▸ **Exercise aim**: Look through the material below for "JSON". Copy every line that contains it.

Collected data

------------------------------------------------------------------------

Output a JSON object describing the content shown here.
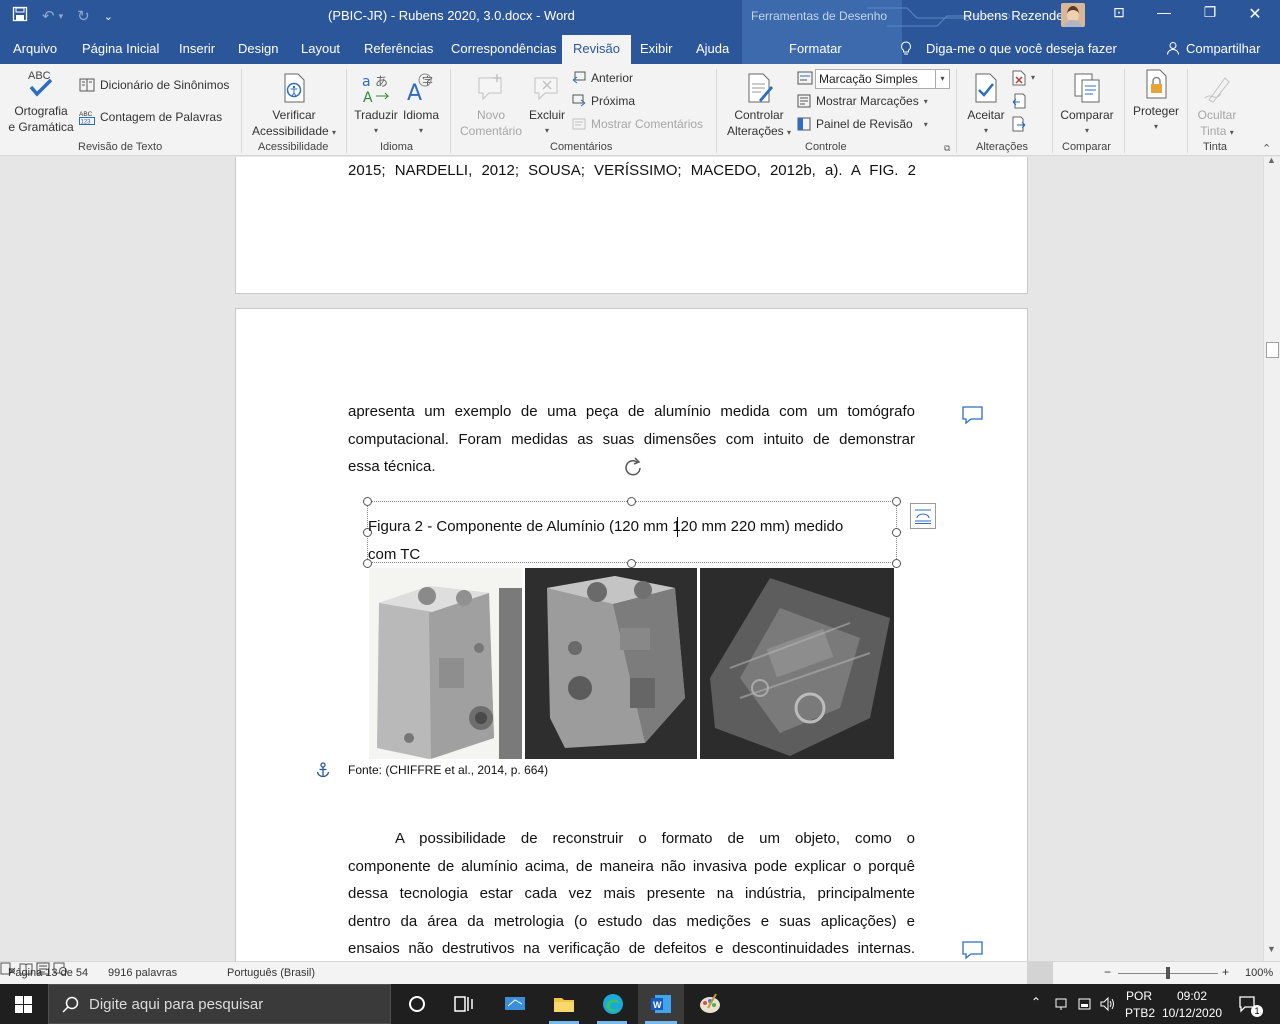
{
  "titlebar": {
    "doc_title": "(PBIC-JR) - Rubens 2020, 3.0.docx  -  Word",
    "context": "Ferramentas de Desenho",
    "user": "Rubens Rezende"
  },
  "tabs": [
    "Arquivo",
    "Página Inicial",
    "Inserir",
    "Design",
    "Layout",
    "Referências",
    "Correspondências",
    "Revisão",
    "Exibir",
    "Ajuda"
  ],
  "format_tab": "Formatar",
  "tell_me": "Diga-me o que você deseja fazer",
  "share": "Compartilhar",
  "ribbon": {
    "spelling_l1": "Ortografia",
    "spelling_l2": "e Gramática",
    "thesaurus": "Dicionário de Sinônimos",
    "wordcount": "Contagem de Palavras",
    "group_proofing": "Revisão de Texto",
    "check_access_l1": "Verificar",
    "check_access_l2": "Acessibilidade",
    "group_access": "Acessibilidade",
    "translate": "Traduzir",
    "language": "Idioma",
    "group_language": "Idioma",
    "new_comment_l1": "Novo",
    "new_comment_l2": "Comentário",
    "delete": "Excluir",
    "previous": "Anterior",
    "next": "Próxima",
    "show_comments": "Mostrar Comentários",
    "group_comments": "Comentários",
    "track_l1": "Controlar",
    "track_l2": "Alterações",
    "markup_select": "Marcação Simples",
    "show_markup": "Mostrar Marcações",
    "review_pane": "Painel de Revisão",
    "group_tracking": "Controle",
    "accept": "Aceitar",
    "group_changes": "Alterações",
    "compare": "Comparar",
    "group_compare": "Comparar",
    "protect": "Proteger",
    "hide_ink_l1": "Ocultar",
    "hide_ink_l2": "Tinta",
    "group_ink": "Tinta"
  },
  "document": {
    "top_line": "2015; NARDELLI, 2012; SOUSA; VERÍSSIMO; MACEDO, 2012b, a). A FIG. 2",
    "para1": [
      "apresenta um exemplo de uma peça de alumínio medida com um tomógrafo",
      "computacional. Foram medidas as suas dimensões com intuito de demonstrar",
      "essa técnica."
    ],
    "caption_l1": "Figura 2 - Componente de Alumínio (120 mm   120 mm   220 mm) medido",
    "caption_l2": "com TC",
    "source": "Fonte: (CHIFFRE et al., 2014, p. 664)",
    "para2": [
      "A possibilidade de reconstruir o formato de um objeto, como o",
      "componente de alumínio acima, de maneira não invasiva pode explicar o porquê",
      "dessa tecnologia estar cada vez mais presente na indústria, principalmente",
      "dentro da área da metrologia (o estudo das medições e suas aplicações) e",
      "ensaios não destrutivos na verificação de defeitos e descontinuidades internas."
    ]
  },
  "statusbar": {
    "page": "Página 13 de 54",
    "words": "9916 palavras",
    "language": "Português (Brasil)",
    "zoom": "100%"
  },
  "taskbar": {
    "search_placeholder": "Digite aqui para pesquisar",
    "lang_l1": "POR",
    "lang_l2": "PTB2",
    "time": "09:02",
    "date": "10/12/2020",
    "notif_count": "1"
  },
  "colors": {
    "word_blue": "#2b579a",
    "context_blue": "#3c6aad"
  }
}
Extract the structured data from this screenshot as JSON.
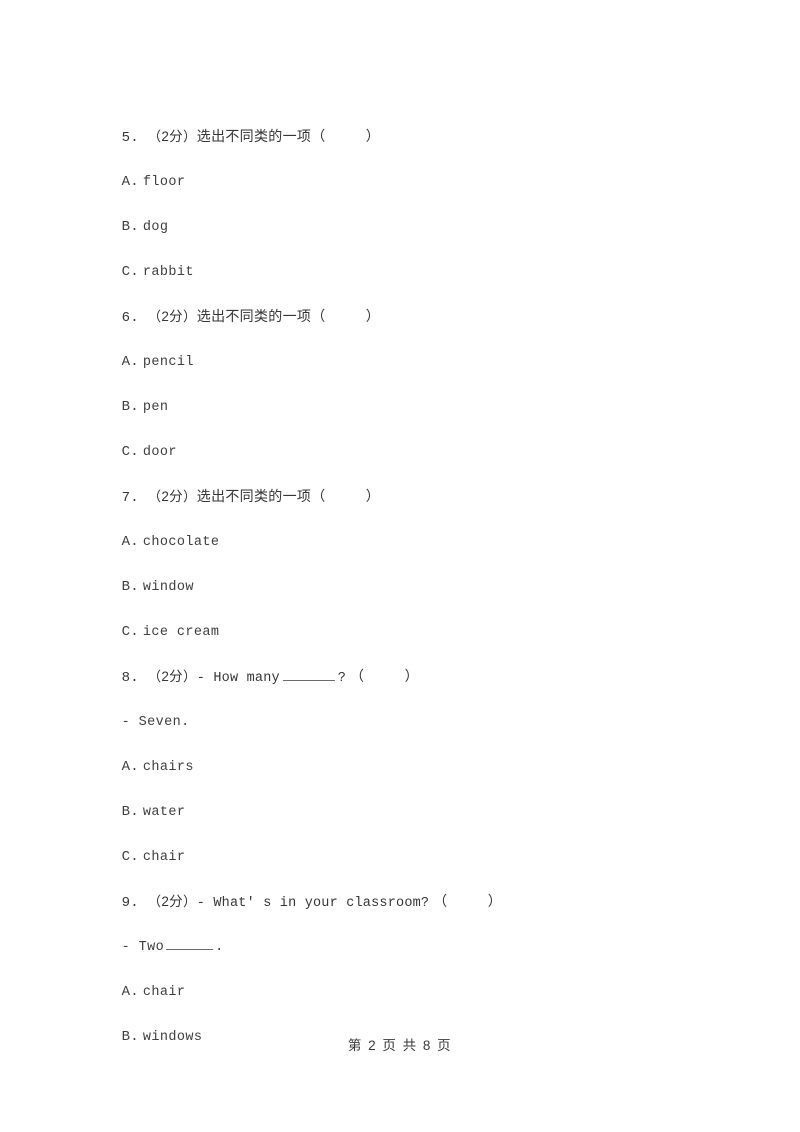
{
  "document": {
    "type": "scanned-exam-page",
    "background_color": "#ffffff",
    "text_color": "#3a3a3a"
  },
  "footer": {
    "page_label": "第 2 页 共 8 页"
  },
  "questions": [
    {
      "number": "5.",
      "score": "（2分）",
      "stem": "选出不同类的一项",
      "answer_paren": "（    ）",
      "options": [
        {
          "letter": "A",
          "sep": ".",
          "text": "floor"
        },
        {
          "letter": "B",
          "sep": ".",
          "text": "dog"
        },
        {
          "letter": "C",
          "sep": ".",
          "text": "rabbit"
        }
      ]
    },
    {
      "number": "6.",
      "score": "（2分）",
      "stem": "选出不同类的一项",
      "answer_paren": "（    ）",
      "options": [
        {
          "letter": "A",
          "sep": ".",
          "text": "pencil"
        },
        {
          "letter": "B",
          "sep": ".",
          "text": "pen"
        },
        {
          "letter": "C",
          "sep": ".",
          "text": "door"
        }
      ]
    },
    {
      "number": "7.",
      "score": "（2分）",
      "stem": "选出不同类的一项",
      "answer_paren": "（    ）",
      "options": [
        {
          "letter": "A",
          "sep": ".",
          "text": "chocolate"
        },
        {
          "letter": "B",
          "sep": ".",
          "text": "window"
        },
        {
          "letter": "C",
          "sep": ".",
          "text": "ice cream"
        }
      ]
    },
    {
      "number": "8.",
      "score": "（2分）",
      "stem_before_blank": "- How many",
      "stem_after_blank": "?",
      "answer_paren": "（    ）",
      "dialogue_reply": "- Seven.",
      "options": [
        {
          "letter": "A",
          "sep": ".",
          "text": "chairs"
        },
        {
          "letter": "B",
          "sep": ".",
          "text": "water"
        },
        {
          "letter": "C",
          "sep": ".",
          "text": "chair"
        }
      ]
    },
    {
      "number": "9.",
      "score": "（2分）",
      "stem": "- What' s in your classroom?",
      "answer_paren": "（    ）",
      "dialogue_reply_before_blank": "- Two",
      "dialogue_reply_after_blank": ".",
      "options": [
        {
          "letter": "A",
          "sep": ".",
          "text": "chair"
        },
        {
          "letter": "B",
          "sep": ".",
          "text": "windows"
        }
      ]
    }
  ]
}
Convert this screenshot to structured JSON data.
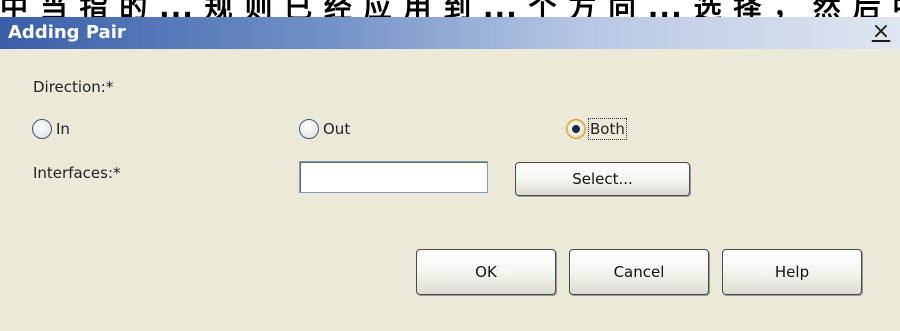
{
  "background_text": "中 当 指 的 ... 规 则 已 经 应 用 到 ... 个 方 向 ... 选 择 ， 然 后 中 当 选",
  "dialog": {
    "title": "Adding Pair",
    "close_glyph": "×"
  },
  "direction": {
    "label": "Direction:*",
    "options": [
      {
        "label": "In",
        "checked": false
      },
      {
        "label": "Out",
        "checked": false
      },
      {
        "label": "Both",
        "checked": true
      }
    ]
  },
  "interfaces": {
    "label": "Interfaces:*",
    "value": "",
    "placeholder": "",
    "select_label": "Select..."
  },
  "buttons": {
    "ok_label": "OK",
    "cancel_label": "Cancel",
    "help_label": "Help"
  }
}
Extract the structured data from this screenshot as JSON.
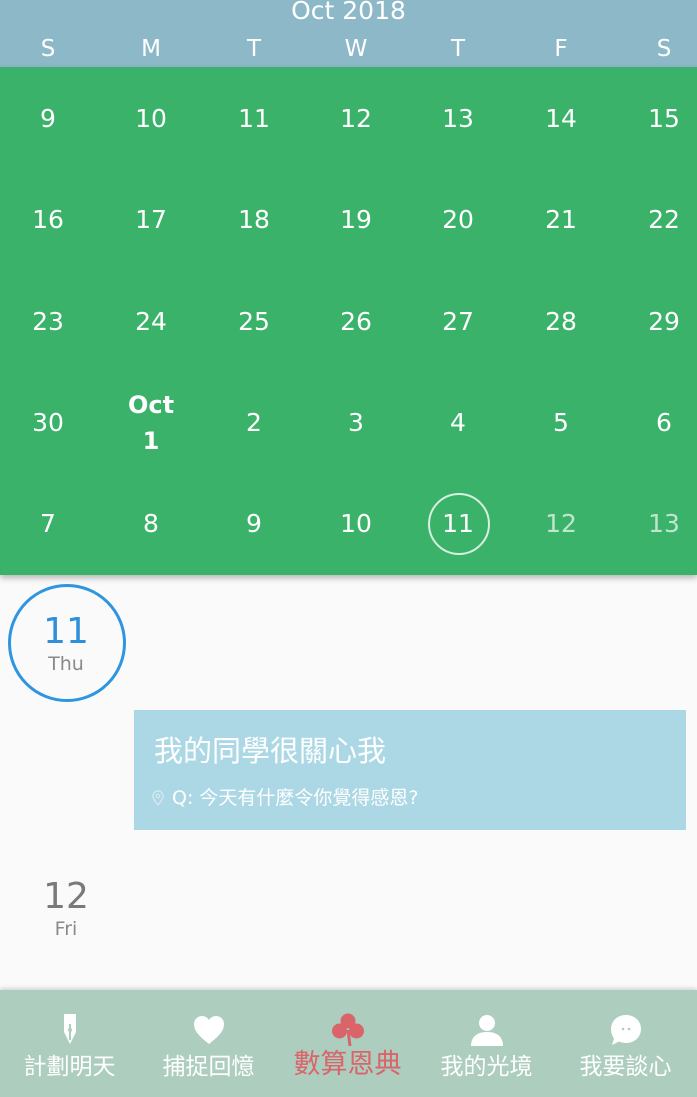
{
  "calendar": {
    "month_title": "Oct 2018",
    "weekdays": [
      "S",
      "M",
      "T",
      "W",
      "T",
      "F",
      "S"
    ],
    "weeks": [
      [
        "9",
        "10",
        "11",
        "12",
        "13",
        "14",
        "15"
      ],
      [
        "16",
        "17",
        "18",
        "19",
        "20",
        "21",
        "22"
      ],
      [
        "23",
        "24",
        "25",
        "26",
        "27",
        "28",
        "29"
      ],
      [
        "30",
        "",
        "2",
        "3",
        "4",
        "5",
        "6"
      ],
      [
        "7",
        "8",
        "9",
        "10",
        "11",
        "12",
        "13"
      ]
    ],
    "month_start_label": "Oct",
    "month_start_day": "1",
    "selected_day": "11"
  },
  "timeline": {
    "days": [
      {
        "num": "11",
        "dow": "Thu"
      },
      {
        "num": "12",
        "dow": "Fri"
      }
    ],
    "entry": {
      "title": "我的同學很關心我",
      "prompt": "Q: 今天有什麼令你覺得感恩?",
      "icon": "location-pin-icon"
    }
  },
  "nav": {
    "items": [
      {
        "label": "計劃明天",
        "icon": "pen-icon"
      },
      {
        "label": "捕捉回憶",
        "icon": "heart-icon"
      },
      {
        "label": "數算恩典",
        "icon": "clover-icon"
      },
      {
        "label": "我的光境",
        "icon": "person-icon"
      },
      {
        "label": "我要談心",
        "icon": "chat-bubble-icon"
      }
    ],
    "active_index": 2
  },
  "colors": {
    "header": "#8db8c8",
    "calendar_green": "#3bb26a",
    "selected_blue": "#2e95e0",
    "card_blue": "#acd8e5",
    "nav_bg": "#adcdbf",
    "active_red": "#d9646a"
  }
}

------------------------------------------------------------------------

▸ **Result of the exercise**:
Output a JSON object describing the content shown here.
Extract the structured data from this screenshot as JSON.
Convert this screenshot to structured JSON data.
Extract the structured data from this screenshot as JSON.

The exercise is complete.